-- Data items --
================================
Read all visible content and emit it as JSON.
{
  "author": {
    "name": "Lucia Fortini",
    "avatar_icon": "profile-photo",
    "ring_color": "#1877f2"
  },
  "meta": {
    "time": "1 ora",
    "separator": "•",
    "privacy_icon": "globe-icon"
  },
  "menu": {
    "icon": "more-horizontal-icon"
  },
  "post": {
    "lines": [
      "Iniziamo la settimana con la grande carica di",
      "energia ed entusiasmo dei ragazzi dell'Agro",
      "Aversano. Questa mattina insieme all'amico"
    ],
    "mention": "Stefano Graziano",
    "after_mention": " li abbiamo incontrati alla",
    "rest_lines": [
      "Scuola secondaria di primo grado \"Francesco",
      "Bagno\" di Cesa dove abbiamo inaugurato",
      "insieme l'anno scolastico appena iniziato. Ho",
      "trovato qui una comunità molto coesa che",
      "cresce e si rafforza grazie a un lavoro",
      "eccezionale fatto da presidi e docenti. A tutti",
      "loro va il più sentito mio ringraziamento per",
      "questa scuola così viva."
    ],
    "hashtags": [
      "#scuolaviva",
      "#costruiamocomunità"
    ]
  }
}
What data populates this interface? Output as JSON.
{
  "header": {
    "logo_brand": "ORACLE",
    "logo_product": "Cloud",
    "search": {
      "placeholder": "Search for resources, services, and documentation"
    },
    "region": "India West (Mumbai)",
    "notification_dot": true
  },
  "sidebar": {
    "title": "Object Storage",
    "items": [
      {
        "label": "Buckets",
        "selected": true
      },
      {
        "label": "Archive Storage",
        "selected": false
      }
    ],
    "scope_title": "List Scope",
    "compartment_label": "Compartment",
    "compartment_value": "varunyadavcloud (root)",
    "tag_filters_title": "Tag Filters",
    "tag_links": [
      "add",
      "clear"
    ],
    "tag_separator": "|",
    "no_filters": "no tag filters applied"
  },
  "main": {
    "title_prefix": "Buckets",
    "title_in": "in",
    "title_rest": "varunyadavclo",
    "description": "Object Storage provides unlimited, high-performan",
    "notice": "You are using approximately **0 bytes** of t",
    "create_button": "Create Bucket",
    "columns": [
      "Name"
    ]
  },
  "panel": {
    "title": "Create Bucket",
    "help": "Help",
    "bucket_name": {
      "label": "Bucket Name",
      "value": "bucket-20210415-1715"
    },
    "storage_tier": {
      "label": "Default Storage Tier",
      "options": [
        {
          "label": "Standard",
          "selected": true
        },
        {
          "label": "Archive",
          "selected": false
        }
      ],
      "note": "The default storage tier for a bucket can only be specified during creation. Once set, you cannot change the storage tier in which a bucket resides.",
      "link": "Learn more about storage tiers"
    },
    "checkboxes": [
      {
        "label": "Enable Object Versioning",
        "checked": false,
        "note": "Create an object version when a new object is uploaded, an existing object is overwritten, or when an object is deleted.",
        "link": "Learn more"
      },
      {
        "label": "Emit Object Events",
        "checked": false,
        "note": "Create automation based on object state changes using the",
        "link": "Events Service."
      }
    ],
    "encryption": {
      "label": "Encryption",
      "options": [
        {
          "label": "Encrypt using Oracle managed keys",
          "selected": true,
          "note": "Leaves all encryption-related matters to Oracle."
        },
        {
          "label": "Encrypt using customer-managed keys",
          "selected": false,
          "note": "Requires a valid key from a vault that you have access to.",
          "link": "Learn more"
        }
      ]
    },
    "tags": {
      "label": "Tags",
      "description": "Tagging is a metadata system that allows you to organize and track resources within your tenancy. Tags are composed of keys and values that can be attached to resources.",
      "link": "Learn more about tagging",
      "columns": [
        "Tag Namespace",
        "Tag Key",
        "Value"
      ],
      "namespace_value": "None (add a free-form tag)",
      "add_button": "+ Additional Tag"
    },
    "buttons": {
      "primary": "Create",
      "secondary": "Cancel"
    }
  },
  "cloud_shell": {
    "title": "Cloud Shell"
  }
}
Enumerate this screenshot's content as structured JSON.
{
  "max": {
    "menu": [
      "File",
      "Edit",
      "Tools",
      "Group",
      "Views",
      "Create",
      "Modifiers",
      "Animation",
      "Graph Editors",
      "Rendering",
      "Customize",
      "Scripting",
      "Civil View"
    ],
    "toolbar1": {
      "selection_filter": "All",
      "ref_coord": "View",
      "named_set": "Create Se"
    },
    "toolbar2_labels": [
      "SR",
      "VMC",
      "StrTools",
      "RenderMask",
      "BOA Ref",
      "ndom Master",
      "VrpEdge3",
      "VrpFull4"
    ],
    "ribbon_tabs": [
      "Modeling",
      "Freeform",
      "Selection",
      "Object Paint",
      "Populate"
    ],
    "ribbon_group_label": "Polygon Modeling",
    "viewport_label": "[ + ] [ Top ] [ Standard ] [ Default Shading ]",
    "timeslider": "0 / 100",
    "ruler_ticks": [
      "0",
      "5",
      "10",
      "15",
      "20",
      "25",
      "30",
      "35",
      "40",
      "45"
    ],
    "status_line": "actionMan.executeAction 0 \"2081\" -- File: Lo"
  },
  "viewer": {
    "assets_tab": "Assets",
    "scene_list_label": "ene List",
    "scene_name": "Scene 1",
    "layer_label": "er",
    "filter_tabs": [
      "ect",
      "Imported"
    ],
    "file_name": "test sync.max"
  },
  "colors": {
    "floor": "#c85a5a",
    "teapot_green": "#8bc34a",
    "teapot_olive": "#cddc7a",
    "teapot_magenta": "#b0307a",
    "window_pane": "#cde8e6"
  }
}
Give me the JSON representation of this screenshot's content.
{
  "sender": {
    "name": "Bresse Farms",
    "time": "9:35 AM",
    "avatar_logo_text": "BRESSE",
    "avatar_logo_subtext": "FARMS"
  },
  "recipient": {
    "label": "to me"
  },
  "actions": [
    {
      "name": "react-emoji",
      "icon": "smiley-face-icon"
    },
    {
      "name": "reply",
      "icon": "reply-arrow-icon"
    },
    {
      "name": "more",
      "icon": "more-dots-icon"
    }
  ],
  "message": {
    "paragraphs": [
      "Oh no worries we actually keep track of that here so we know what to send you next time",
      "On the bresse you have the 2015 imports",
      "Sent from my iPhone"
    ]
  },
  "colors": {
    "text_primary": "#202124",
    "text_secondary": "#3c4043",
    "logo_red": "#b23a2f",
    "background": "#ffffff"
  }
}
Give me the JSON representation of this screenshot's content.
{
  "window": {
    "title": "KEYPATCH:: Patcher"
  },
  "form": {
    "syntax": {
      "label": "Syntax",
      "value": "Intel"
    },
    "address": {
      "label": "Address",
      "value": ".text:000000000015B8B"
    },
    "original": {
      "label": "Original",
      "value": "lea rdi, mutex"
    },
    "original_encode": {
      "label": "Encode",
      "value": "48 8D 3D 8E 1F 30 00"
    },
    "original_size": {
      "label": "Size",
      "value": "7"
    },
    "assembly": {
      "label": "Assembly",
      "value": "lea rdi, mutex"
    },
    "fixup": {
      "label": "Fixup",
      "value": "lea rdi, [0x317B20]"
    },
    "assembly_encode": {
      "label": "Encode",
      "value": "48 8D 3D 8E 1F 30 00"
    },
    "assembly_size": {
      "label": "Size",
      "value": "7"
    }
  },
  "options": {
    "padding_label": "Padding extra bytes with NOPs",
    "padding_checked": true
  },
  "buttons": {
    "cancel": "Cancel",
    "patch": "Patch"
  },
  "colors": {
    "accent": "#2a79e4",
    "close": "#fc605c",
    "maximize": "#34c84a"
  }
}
================================
-- OBJECTIVE --
Work out how many lines of the listing above include "Standard". Answer with the number and nothing more.

-- RESPONSE BELOW --
2